#### [What the task requires]
Extract all lines containing "title".

○ ○ ○

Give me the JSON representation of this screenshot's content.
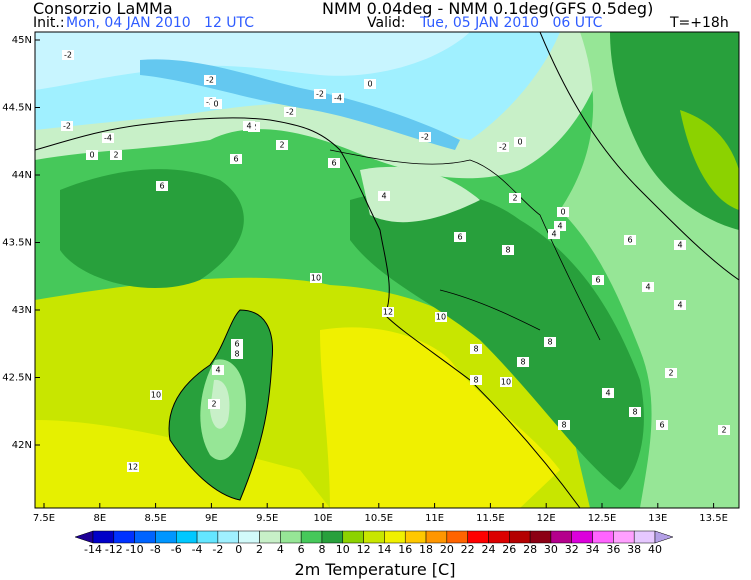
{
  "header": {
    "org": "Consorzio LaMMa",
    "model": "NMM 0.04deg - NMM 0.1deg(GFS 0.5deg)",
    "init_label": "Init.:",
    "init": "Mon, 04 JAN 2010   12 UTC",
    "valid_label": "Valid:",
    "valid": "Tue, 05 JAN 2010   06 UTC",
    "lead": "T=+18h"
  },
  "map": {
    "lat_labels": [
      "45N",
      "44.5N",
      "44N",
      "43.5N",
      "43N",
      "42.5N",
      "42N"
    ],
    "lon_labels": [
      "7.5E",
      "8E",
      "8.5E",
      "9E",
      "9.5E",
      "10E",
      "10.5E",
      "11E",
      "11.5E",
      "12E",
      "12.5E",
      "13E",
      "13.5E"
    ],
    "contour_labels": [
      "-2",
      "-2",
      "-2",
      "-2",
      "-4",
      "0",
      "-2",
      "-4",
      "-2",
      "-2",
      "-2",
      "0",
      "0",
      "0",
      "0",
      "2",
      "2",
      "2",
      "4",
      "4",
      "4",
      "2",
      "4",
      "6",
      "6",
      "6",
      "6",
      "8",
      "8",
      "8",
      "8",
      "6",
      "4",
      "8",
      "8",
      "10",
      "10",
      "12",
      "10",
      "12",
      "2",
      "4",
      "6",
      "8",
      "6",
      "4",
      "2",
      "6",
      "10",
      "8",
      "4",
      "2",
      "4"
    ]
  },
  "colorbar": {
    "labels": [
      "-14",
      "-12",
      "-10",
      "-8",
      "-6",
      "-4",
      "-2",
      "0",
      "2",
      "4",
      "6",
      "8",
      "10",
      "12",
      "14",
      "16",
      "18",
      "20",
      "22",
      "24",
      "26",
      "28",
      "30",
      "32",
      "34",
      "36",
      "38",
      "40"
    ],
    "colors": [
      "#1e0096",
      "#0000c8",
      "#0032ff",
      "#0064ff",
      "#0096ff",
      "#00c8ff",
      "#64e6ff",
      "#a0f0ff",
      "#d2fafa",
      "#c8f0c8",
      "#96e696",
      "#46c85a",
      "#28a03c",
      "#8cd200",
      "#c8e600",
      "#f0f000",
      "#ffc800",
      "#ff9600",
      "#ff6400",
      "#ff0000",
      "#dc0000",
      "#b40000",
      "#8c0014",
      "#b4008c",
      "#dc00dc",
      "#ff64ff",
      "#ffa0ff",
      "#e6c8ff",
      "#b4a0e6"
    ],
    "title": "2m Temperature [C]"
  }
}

○ ○ ○

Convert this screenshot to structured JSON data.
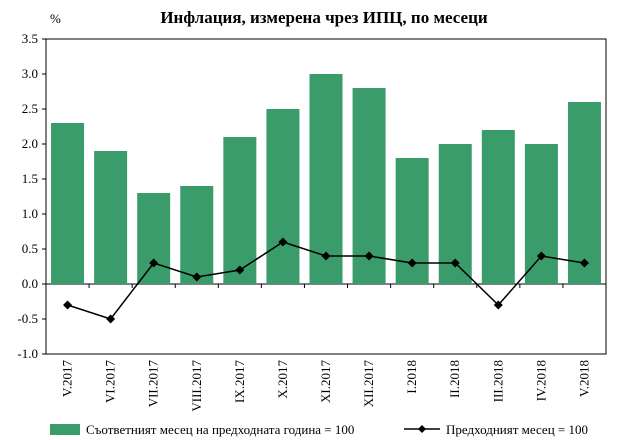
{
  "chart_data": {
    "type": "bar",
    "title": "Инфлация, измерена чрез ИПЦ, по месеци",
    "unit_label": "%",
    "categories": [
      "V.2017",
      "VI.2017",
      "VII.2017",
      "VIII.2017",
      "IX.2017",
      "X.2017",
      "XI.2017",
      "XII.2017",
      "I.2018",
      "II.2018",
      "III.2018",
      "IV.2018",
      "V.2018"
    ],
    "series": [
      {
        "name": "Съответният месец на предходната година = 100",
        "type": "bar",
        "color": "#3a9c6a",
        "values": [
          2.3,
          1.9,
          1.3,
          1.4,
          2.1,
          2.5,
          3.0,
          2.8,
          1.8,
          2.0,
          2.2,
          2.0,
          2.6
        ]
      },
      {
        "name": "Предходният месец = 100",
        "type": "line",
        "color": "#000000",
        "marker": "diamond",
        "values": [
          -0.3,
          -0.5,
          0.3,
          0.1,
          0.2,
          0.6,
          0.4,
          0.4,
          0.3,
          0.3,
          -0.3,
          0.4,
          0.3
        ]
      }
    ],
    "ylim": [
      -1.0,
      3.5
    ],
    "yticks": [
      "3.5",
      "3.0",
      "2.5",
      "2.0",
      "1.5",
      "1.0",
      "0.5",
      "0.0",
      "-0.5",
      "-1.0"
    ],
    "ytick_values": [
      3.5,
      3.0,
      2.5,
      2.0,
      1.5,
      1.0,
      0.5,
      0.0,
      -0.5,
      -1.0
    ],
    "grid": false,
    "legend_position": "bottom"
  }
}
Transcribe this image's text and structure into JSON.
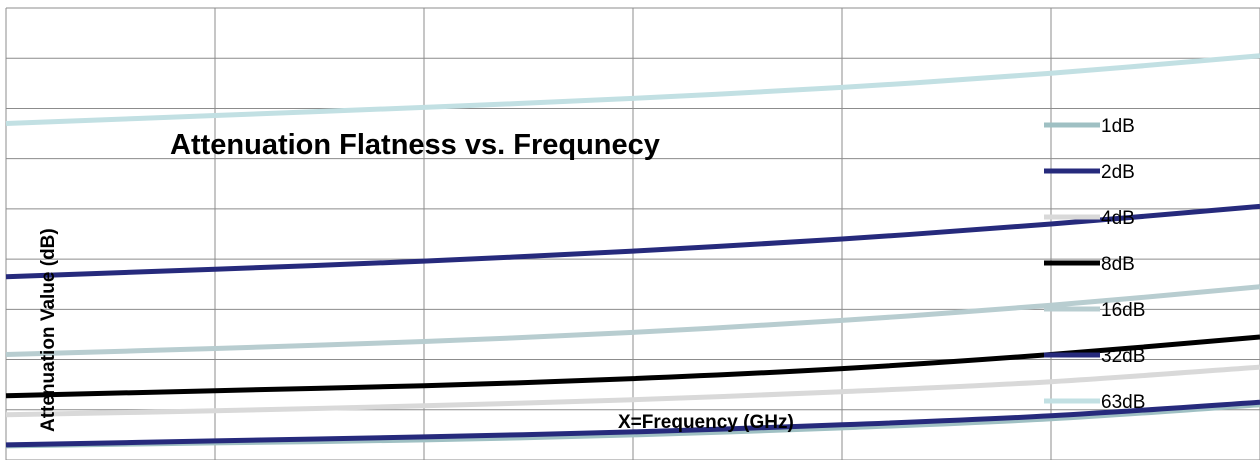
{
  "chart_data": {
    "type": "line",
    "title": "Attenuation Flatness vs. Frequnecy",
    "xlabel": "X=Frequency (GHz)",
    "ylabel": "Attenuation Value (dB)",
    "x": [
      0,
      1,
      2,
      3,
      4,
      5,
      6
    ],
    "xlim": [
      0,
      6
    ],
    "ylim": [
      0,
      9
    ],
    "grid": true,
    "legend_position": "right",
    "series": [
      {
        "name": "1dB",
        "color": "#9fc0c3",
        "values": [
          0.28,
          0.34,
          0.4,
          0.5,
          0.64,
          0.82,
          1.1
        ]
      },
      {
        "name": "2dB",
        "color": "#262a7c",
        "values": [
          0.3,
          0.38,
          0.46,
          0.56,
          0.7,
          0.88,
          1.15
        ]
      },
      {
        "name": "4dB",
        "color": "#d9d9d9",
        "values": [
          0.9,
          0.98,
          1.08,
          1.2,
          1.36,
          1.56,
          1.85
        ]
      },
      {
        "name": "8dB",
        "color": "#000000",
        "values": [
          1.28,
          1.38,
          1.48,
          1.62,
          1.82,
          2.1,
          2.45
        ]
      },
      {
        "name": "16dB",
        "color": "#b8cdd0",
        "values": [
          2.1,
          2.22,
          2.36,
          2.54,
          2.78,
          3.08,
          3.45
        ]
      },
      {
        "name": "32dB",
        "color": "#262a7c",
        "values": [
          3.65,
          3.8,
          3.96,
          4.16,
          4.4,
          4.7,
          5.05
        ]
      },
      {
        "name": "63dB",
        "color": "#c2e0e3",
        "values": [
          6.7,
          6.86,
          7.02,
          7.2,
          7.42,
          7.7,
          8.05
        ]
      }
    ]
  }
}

○ ○ ○

#### [Solution to this exercise]
    "title": "2m Temperature [C]"
    "title": "Инфлация, измерена чрез ИПЦ, по месеци",
    "title": "Attenuation Flatness vs. Frequnecy",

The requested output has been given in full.